_THE PROBLEM:_
Quote every line as given.

begin

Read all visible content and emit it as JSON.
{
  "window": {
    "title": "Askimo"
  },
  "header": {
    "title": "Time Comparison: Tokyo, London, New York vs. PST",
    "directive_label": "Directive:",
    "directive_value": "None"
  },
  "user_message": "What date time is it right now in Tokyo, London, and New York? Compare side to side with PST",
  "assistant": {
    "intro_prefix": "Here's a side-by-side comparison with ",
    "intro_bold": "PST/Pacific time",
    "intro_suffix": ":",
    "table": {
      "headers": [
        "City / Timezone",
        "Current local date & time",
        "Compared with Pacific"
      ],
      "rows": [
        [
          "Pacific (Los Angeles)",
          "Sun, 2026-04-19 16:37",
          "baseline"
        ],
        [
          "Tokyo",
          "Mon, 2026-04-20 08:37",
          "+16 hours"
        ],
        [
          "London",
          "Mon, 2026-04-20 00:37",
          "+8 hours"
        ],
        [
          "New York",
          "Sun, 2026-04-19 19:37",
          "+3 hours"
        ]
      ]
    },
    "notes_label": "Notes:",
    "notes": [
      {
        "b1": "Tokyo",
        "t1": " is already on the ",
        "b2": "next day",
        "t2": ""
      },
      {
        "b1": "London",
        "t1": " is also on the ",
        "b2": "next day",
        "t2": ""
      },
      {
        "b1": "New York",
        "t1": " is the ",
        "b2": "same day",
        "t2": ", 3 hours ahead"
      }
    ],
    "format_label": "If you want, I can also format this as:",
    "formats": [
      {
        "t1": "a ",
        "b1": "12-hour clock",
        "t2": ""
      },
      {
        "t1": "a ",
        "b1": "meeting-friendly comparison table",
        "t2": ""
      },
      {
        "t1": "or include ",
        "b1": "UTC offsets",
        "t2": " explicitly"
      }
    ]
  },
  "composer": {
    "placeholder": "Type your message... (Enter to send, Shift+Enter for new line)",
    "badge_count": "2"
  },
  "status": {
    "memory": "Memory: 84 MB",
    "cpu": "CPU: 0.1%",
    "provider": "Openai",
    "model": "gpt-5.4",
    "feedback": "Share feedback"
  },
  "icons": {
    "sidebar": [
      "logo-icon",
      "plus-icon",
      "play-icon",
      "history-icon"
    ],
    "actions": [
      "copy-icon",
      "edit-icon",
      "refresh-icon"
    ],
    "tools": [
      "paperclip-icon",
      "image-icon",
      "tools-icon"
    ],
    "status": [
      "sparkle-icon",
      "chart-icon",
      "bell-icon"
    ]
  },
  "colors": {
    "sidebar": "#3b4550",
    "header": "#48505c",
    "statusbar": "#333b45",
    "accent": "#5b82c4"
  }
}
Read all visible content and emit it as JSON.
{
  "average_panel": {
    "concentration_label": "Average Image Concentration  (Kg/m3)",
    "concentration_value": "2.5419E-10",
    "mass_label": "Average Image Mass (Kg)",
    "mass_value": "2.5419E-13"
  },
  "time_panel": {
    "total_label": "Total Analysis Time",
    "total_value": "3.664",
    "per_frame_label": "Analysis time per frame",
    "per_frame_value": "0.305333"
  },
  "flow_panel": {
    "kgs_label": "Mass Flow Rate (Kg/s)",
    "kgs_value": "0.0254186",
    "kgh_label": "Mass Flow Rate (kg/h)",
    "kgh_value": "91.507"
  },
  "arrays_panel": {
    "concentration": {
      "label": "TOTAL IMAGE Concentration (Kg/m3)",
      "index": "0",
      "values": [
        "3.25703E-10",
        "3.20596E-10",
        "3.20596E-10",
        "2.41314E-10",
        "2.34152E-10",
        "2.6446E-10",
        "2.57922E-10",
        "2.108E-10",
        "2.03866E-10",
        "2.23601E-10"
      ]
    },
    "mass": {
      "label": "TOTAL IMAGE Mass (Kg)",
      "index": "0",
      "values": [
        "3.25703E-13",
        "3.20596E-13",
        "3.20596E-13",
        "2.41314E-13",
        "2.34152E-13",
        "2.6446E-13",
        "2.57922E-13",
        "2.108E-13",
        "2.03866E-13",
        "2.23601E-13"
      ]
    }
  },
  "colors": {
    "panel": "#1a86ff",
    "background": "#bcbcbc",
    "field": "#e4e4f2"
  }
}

end

_WORKED ANSWER:_
Read all visible content and emit it as JSON.
{
  "window": {
    "title": "Askimo"
  },
  "header": {
    "title": "Time Comparison: Tokyo, London, New York vs. PST",
    "directive_label": "Directive:",
    "directive_value": "None"
  },
  "user_message": "What date time is it right now in Tokyo, London, and New York? Compare side to side with PST",
  "assistant": {
    "intro_prefix": "Here's a side-by-side comparison with ",
    "intro_bold": "PST/Pacific time",
    "intro_suffix": ":",
    "table": {
      "headers": [
        "City / Timezone",
        "Current local date & time",
        "Compared with Pacific"
      ],
      "rows": [
        [
          "Pacific (Los Angeles)",
          "Sun, 2026-04-19 16:37",
          "baseline"
        ],
        [
          "Tokyo",
          "Mon, 2026-04-20 08:37",
          "+16 hours"
        ],
        [
          "London",
          "Mon, 2026-04-20 00:37",
          "+8 hours"
        ],
        [
          "New York",
          "Sun, 2026-04-19 19:37",
          "+3 hours"
        ]
      ]
    },
    "notes_label": "Notes:",
    "notes": [
      {
        "b1": "Tokyo",
        "t1": " is already on the ",
        "b2": "next day",
        "t2": ""
      },
      {
        "b1": "London",
        "t1": " is also on the ",
        "b2": "next day",
        "t2": ""
      },
      {
        "b1": "New York",
        "t1": " is the ",
        "b2": "same day",
        "t2": ", 3 hours ahead"
      }
    ],
    "format_label": "If you want, I can also format this as:",
    "formats": [
      {
        "t1": "a ",
        "b1": "12-hour clock",
        "t2": ""
      },
      {
        "t1": "a ",
        "b1": "meeting-friendly comparison table",
        "t2": ""
      },
      {
        "t1": "or include ",
        "b1": "UTC offsets",
        "t2": " explicitly"
      }
    ]
  },
  "composer": {
    "placeholder": "Type your message... (Enter to send, Shift+Enter for new line)",
    "badge_count": "2"
  },
  "status": {
    "memory": "Memory: 84 MB",
    "cpu": "CPU: 0.1%",
    "provider": "Openai",
    "model": "gpt-5.4",
    "feedback": "Share feedback"
  },
  "icons": {
    "sidebar": [
      "logo-icon",
      "plus-icon",
      "play-icon",
      "history-icon"
    ],
    "actions": [
      "copy-icon",
      "edit-icon",
      "refresh-icon"
    ],
    "tools": [
      "paperclip-icon",
      "image-icon",
      "tools-icon"
    ],
    "status": [
      "sparkle-icon",
      "chart-icon",
      "bell-icon"
    ]
  },
  "colors": {
    "sidebar": "#3b4550",
    "header": "#48505c",
    "statusbar": "#333b45",
    "accent": "#5b82c4"
  }
}
Read all visible content and emit it as JSON.
{
  "average_panel": {
    "concentration_label": "Average Image Concentration  (Kg/m3)",
    "concentration_value": "2.5419E-10",
    "mass_label": "Average Image Mass (Kg)",
    "mass_value": "2.5419E-13"
  },
  "time_panel": {
    "total_label": "Total Analysis Time",
    "total_value": "3.664",
    "per_frame_label": "Analysis time per frame",
    "per_frame_value": "0.305333"
  },
  "flow_panel": {
    "kgs_label": "Mass Flow Rate (Kg/s)",
    "kgs_value": "0.0254186",
    "kgh_label": "Mass Flow Rate (kg/h)",
    "kgh_value": "91.507"
  },
  "arrays_panel": {
    "concentration": {
      "label": "TOTAL IMAGE Concentration (Kg/m3)",
      "index": "0",
      "values": [
        "3.25703E-10",
        "3.20596E-10",
        "3.20596E-10",
        "2.41314E-10",
        "2.34152E-10",
        "2.6446E-10",
        "2.57922E-10",
        "2.108E-10",
        "2.03866E-10",
        "2.23601E-10"
      ]
    },
    "mass": {
      "label": "TOTAL IMAGE Mass (Kg)",
      "index": "0",
      "values": [
        "3.25703E-13",
        "3.20596E-13",
        "3.20596E-13",
        "2.41314E-13",
        "2.34152E-13",
        "2.6446E-13",
        "2.57922E-13",
        "2.108E-13",
        "2.03866E-13",
        "2.23601E-13"
      ]
    }
  },
  "colors": {
    "panel": "#1a86ff",
    "background": "#bcbcbc",
    "field": "#e4e4f2"
  }
}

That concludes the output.